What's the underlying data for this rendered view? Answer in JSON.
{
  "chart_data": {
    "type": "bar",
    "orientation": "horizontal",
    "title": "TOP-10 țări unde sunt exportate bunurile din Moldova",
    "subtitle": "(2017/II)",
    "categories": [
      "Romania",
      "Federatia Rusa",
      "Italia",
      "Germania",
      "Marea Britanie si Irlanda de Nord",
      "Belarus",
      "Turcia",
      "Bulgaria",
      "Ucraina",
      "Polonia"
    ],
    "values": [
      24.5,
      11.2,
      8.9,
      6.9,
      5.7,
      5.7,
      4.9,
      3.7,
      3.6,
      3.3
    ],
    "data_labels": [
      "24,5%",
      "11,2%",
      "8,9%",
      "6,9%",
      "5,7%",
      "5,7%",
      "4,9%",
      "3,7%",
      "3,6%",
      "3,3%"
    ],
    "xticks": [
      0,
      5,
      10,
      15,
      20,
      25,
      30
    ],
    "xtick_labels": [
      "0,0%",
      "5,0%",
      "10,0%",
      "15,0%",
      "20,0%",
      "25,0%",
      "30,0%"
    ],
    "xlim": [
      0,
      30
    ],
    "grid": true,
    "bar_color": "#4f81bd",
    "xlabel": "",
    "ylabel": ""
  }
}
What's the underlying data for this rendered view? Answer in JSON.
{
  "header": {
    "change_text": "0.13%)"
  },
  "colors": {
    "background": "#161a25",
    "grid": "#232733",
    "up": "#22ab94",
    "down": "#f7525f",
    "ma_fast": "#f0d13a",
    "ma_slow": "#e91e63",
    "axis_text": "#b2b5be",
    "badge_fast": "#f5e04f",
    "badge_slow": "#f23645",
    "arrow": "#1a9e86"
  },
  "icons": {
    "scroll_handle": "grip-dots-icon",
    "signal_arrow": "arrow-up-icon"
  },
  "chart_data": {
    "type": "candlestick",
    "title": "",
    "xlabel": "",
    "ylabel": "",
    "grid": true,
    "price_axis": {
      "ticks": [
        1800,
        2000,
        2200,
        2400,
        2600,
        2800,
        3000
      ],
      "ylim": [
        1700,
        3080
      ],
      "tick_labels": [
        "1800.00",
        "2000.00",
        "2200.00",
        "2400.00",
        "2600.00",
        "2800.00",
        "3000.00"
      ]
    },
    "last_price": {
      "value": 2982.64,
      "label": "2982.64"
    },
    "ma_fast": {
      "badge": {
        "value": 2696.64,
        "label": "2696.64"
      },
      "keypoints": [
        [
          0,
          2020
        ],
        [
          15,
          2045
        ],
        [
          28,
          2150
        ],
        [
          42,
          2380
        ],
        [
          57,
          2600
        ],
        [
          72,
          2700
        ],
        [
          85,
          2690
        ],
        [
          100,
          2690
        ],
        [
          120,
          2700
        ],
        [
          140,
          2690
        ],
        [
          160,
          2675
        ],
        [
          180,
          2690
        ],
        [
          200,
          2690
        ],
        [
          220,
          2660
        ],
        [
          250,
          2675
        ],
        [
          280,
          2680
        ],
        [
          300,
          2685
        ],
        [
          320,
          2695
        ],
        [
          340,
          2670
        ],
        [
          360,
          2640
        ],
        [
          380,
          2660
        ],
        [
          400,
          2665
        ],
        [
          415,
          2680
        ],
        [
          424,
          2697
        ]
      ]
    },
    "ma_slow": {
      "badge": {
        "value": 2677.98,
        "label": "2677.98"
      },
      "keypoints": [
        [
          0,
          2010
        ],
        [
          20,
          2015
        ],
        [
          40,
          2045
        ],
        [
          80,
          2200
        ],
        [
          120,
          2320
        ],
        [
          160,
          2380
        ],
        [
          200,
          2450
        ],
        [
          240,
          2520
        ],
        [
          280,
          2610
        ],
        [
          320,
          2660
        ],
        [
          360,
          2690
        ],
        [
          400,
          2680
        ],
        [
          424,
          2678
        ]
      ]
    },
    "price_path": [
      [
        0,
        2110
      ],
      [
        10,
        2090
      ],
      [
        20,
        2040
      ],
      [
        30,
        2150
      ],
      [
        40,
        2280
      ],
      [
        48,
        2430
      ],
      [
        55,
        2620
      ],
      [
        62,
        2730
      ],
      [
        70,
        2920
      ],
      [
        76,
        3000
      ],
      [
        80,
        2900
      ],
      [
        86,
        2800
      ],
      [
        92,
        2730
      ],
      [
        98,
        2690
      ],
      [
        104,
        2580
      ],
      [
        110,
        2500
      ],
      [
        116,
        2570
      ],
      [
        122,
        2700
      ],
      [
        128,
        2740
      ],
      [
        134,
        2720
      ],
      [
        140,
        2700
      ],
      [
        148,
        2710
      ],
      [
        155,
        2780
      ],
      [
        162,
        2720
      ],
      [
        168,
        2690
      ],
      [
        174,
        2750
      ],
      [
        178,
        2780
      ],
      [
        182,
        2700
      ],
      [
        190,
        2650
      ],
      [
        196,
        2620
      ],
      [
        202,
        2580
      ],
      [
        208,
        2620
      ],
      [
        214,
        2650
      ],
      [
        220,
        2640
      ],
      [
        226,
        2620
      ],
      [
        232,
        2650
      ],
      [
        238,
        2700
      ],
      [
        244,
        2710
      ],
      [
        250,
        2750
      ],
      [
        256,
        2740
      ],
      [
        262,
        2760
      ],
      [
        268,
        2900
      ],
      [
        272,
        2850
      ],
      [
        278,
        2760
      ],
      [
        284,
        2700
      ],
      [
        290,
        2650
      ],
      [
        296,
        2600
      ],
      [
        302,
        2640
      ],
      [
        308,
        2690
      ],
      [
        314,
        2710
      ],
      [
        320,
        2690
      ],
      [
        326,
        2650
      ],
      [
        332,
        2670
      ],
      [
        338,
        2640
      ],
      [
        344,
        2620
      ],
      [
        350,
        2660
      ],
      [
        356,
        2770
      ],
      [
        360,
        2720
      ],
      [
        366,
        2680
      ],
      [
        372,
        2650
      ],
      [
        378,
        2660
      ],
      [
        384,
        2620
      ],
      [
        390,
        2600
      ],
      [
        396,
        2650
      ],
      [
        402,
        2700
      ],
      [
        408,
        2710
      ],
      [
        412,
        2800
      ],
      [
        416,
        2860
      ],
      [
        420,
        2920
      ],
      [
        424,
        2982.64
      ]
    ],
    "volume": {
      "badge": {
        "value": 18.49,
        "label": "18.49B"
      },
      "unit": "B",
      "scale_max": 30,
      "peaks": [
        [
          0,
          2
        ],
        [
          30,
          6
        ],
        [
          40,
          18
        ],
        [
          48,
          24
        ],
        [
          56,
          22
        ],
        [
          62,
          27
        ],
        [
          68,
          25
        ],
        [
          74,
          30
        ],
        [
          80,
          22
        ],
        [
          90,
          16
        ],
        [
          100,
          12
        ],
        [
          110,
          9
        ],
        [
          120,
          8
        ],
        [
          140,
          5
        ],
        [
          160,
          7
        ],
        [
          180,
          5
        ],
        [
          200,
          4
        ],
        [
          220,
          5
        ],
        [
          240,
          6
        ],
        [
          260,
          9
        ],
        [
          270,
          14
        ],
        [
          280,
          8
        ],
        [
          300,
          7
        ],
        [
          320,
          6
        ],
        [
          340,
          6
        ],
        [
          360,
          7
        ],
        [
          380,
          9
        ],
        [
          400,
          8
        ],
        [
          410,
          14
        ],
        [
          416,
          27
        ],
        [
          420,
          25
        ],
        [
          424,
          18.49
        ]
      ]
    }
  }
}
==
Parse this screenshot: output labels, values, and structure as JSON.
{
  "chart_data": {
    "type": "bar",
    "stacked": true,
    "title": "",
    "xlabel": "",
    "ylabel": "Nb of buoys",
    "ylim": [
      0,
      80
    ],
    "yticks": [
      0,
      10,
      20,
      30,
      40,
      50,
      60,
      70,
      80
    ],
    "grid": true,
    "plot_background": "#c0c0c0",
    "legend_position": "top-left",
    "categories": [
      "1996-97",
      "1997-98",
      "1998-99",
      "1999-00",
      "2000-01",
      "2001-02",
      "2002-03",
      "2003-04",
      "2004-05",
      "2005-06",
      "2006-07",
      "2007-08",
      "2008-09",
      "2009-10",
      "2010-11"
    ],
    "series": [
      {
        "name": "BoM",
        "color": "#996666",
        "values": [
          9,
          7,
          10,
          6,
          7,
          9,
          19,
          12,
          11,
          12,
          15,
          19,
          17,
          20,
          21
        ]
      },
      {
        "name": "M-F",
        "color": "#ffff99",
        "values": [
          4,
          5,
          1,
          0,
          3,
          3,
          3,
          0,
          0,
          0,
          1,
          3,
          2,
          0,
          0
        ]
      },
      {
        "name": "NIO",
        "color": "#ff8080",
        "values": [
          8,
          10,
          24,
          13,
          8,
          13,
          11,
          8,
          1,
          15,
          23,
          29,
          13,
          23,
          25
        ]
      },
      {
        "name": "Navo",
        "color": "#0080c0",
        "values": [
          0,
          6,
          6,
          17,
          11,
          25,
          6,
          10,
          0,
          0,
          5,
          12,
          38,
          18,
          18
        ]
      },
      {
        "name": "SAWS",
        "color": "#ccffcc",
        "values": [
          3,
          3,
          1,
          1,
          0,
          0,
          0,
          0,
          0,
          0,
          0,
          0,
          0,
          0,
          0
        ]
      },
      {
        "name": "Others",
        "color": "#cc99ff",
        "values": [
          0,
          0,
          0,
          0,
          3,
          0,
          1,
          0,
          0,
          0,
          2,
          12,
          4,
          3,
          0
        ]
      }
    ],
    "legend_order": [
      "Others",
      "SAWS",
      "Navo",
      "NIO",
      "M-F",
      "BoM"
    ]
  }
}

To do:
Copy every single line of the material above that holds "arrow".

Written reply:
    "arrow": "#1a9e86"
    "signal_arrow": "arrow-up-icon"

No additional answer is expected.